Exercise brief: Copy the lines below as they are; omit the images they contain.

══════════

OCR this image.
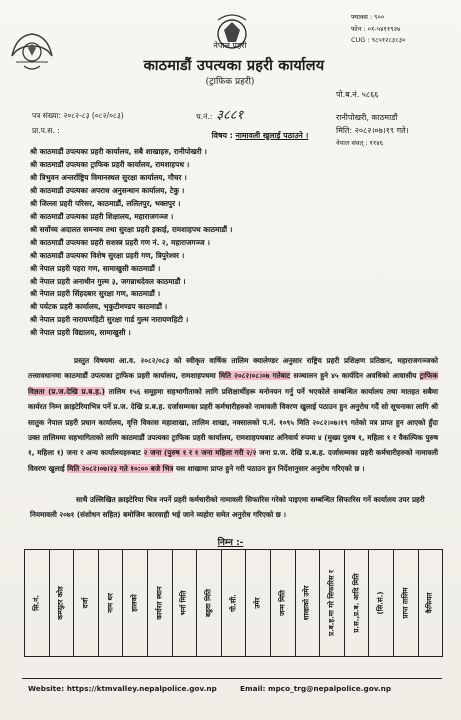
नेपाल प्रहरी
काठमाडौं उपत्यका प्रहरी कार्यालय
(ट्राफिक प्रहरी)
फ्याक्स : ९००
फोन : ०१-५४११९२७
CUG : ९८५१२८३८३०
पो.ब.नं. ५८६६
रानीपोखरी, काठमाडौं
मिति: २०८२।०७।१९ गते।
नेपाल संवत् : ११४६
पत्र संख्या: २०८२-८३ (०८२/०८३)
प्रा.प.स. :
च.नं.: ३८८१
विषय : नामावली खुलाई पठाउने ।
श्री काठमाडौं उपत्यका प्रहरी कार्यालय, सबै शाखाहरु, रानीपोखरी ।
श्री काठमाडौं उपत्यका ट्राफिक प्रहरी कार्यालय, रामशाहपथ ।
श्री त्रिभुवन अन्तर्राष्ट्रिय विमानस्थल सुरक्षा कार्यालय, गौचर ।
श्री काठमाडौं उपत्यका अपराध अनुसन्धान कार्यालय, टेकु ।
श्री जिल्ला प्रहरी परिसर, काठमाडौं, ललितपुर, भक्तपुर ।
श्री काठमाडौं उपत्यका प्रहरी शिक्षालय, महाराजगञ्ज ।
श्री सर्वोच्च अदालत समन्वय तथा सुरक्षा प्रहरी इकाई, रामशाहपथ काठमाडौं ।
श्री काठमाडौं उपत्यका प्रहरी सशस्त्र प्रहरी गण नं. २, महाराजगञ्ज ।
श्री काठमाडौं उपत्यका विशेष सुरक्षा प्रहरी गण, त्रिपुरेश्वर ।
श्री नेपाल प्रहरी पहरा गण, सामाखुसी काठमाडौं ।
श्री नेपाल प्रहरी अनाथीन गुल्म ३, जगन्नाथदेवल काठमाडौं ।
श्री नेपाल प्रहरी सिंहदबार सुरक्षा गण, काठमाडौं ।
श्री पर्यटक प्रहरी कार्यालय, भृकुटीमण्डप काठमाडौं ।
श्री नेपाल प्रहरी नारायणहिटी सुरक्षा गार्ड गुल्म नारायणहिटी ।
श्री नेपाल प्रहरी विद्यालय, सामाखुसी ।

प्रस्तुत विषयमा आ.व. २०८२/०८३ को स्वीकृत वार्षिक तालिम क्यालेण्डर अनुसार राष्ट्रिय प्रहरी प्रशिक्षण प्रतिष्ठान, महाराजगञ्जको तत्त्वावधानमा काठमाडौं उपत्यका ट्राफिक प्रहरी कार्यालय, रामशाहपथमा मिति २०८२।०८।०७ गतेबाट सञ्चालन हुने ४५ कार्यदिन अवधिको आवासीय ट्राफिक विज्ञता (प्र.ज.देखि प्र.ब.ह.) तालिम १५६ समूहमा सहभागीताको लागि प्रशिक्षार्थीहरू मनोनयन गर्नु पर्ने भएकोले सम्बन्धित कार्यालय तथा मातहत सबैमा कार्यरत निम्न क्राइटेरियाभित्र पर्ने प्र.ज. देखि प्र.ब.ह. दर्जासम्मका प्रहरी कर्मचारीहरुको नामावली विवरण खुलाई पठाउन हुन अनुरोध गर्दै सो सूचनाका लागि श्री सातुक नेपाल प्रहरी प्रधान कार्यालय, वृत्ति विकास महाशाखा, तालिम शाखा, नक्सालको प.नं. १०९५ मिति २०८२।०७।१९ गतेको पत्र प्राप्त हुन आएको हुँदा उक्त तालिममा सहभागिताको लागि काठमाडौं उपत्यका ट्राफिक प्रहरी कार्यालय, रामशाहपथबाट अनिवार्य रुपमा ४ (मुख्य पुरुष १, महिला १ र वैकल्पिक पुरुष १, महिला १) जना र अन्य कार्यालयहरुबाट २ जना (पुरुष १ र १ जना महिला गरी २/२ जना प्र.ज. देखि प्र.ब.ह. दर्जासम्मका प्रहरी कर्मचारीहरुको नामावली विवरण खुलाई मिति २०८२।०७।२३ गते १०:०० बजे भित्र यस शाखामा प्राप्त हुने गरी पठाउन हुन निर्देशानुसार अनुरोध गरिएको छ ।

साथै उल्लिखित क्राइटेरिया भित्र नपर्ने प्रहरी कर्मचारीको नामावली सिफारिस गरेको पाइएमा सम्बन्धित सिफारिस गर्ने कार्यालय उपर प्रहरी नियमावली २०७१ (संशोधन सहित) बमोजिम कारवाही भई जाने व्यहोरा समेत अनुरोध गरिएको छ ।

निम्न :-
सि.नं. कम्प्युटर कोड दर्जा नाम थर हालको कार्यरत स्थान भर्ना मिति बढुवा मिति पी.सी. उमेर जन्म मिति शाखाको उमेर प्र.ब.ह.मा गरे सिफारिस र प्र.स.,प्र.ब. आदि मिति (सि.सं.) प्राप्त तालिम कैफियत
Website: https://ktmvalley.nepalpolice.gov.np	Email: mpco_trg@nepalpolice.gov.np
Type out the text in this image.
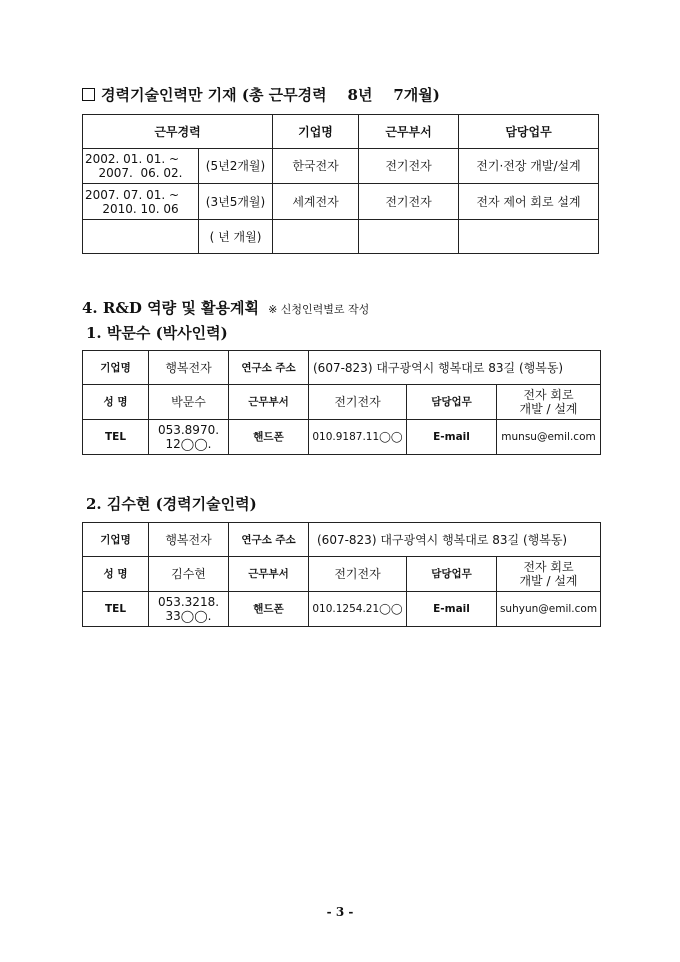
경력기술인력만 기재 (총 근무경력    8년    7개월)
근무경력		기업명	근무부서	담당업무

2002. 01. 01. ~
2007.  06. 02.	(5년2개월)	한국전자	전기전자	전기·전장 개발/설계

2007. 07. 01. ~
2010. 10. 06	(3년5개월)	세계전자	전기전자	전자 제어 회로 설계
	( 년 개월)			
4. R&D 역량 및 활용계획 ※ 신청인력별로 작성
1. 박문수 (박사인력)
기업명	행복전자	연구소 주소	(607-823) 대구광역시 행복대로 83길 (행복동)		
성 명	박문수	근무부서	전기전자	담당업무	전자 회로
개발 / 설계

TEL	053.8970.
12◯◯.	핸드폰	010.9187.11◯◯	E-mail	munsu@emil.com
2. 김수현 (경력기술인력)
기업명	행복전자	연구소 주소	(607-823) 대구광역시 행복대로 83길 (행복동)		
성 명	김수현	근무부서	전기전자	담당업무	전자 회로
개발 / 설계

TEL	053.3218.
33◯◯.	핸드폰	010.1254.21◯◯	E-mail	suhyun@emil.com
- 3 -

══════════

Correct output:
OCR this image.
नेपाल प्रहरी
काठमाडौं उपत्यका प्रहरी कार्यालय
(ट्राफिक प्रहरी)
फ्याक्स : ९००
फोन : ०१-५४११९२७
CUG : ९८५१२८३८३०
पो.ब.नं. ५८६६
रानीपोखरी, काठमाडौं
मिति: २०८२।०७।१९ गते।
नेपाल संवत् : ११४६
पत्र संख्या: २०८२-८३ (०८२/०८३)
प्रा.प.स. :
च.नं.: ३८८१
विषय : नामावली खुलाई पठाउने ।
श्री काठमाडौं उपत्यका प्रहरी कार्यालय, सबै शाखाहरु, रानीपोखरी ।
श्री काठमाडौं उपत्यका ट्राफिक प्रहरी कार्यालय, रामशाहपथ ।
श्री त्रिभुवन अन्तर्राष्ट्रिय विमानस्थल सुरक्षा कार्यालय, गौचर ।
श्री काठमाडौं उपत्यका अपराध अनुसन्धान कार्यालय, टेकु ।
श्री जिल्ला प्रहरी परिसर, काठमाडौं, ललितपुर, भक्तपुर ।
श्री काठमाडौं उपत्यका प्रहरी शिक्षालय, महाराजगञ्ज ।
श्री सर्वोच्च अदालत समन्वय तथा सुरक्षा प्रहरी इकाई, रामशाहपथ काठमाडौं ।
श्री काठमाडौं उपत्यका प्रहरी सशस्त्र प्रहरी गण नं. २, महाराजगञ्ज ।
श्री काठमाडौं उपत्यका विशेष सुरक्षा प्रहरी गण, त्रिपुरेश्वर ।
श्री नेपाल प्रहरी पहरा गण, सामाखुसी काठमाडौं ।
श्री नेपाल प्रहरी अनाथीन गुल्म ३, जगन्नाथदेवल काठमाडौं ।
श्री नेपाल प्रहरी सिंहदबार सुरक्षा गण, काठमाडौं ।
श्री पर्यटक प्रहरी कार्यालय, भृकुटीमण्डप काठमाडौं ।
श्री नेपाल प्रहरी नारायणहिटी सुरक्षा गार्ड गुल्म नारायणहिटी ।
श्री नेपाल प्रहरी विद्यालय, सामाखुसी ।

प्रस्तुत विषयमा आ.व. २०८२/०८३ को स्वीकृत वार्षिक तालिम क्यालेण्डर अनुसार राष्ट्रिय प्रहरी प्रशिक्षण प्रतिष्ठान, महाराजगञ्जको तत्त्वावधानमा काठमाडौं उपत्यका ट्राफिक प्रहरी कार्यालय, रामशाहपथमा मिति २०८२।०८।०७ गतेबाट सञ्चालन हुने ४५ कार्यदिन अवधिको आवासीय ट्राफिक विज्ञता (प्र.ज.देखि प्र.ब.ह.) तालिम १५६ समूहमा सहभागीताको लागि प्रशिक्षार्थीहरू मनोनयन गर्नु पर्ने भएकोले सम्बन्धित कार्यालय तथा मातहत सबैमा कार्यरत निम्न क्राइटेरियाभित्र पर्ने प्र.ज. देखि प्र.ब.ह. दर्जासम्मका प्रहरी कर्मचारीहरुको नामावली विवरण खुलाई पठाउन हुन अनुरोध गर्दै सो सूचनाका लागि श्री सातुक नेपाल प्रहरी प्रधान कार्यालय, वृत्ति विकास महाशाखा, तालिम शाखा, नक्सालको प.नं. १०९५ मिति २०८२।०७।१९ गतेको पत्र प्राप्त हुन आएको हुँदा उक्त तालिममा सहभागिताको लागि काठमाडौं उपत्यका ट्राफिक प्रहरी कार्यालय, रामशाहपथबाट अनिवार्य रुपमा ४ (मुख्य पुरुष १, महिला १ र वैकल्पिक पुरुष १, महिला १) जना र अन्य कार्यालयहरुबाट २ जना (पुरुष १ र १ जना महिला गरी २/२ जना प्र.ज. देखि प्र.ब.ह. दर्जासम्मका प्रहरी कर्मचारीहरुको नामावली विवरण खुलाई मिति २०८२।०७।२३ गते १०:०० बजे भित्र यस शाखामा प्राप्त हुने गरी पठाउन हुन निर्देशानुसार अनुरोध गरिएको छ ।

साथै उल्लिखित क्राइटेरिया भित्र नपर्ने प्रहरी कर्मचारीको नामावली सिफारिस गरेको पाइएमा सम्बन्धित सिफारिस गर्ने कार्यालय उपर प्रहरी नियमावली २०७१ (संशोधन सहित) बमोजिम कारवाही भई जाने व्यहोरा समेत अनुरोध गरिएको छ ।

निम्न :-
सि.नं. कम्प्युटर कोड दर्जा नाम थर हालको कार्यरत स्थान भर्ना मिति बढुवा मिति पी.सी. उमेर जन्म मिति शाखाको उमेर प्र.ब.ह.मा गरे सिफारिस र प्र.स.,प्र.ब. आदि मिति (सि.सं.) प्राप्त तालिम कैफियत
Website: https://ktmvalley.nepalpolice.gov.np	Email: mpco_trg@nepalpolice.gov.np
Type out the text in this image.
경력기술인력만 기재 (총 근무경력    8년    7개월)
근무경력		기업명	근무부서	담당업무

2002. 01. 01. ~
2007.  06. 02.	(5년2개월)	한국전자	전기전자	전기·전장 개발/설계

2007. 07. 01. ~
2010. 10. 06	(3년5개월)	세계전자	전기전자	전자 제어 회로 설계
	( 년 개월)			
4. R&D 역량 및 활용계획 ※ 신청인력별로 작성
1. 박문수 (박사인력)
기업명	행복전자	연구소 주소	(607-823) 대구광역시 행복대로 83길 (행복동)		
성 명	박문수	근무부서	전기전자	담당업무	전자 회로
개발 / 설계

TEL	053.8970.
12◯◯.	핸드폰	010.9187.11◯◯	E-mail	munsu@emil.com
2. 김수현 (경력기술인력)
기업명	행복전자	연구소 주소	(607-823) 대구광역시 행복대로 83길 (행복동)		
성 명	김수현	근무부서	전기전자	담당업무	전자 회로
개발 / 설계

TEL	053.3218.
33◯◯.	핸드폰	010.1254.21◯◯	E-mail	suhyun@emil.com
- 3 -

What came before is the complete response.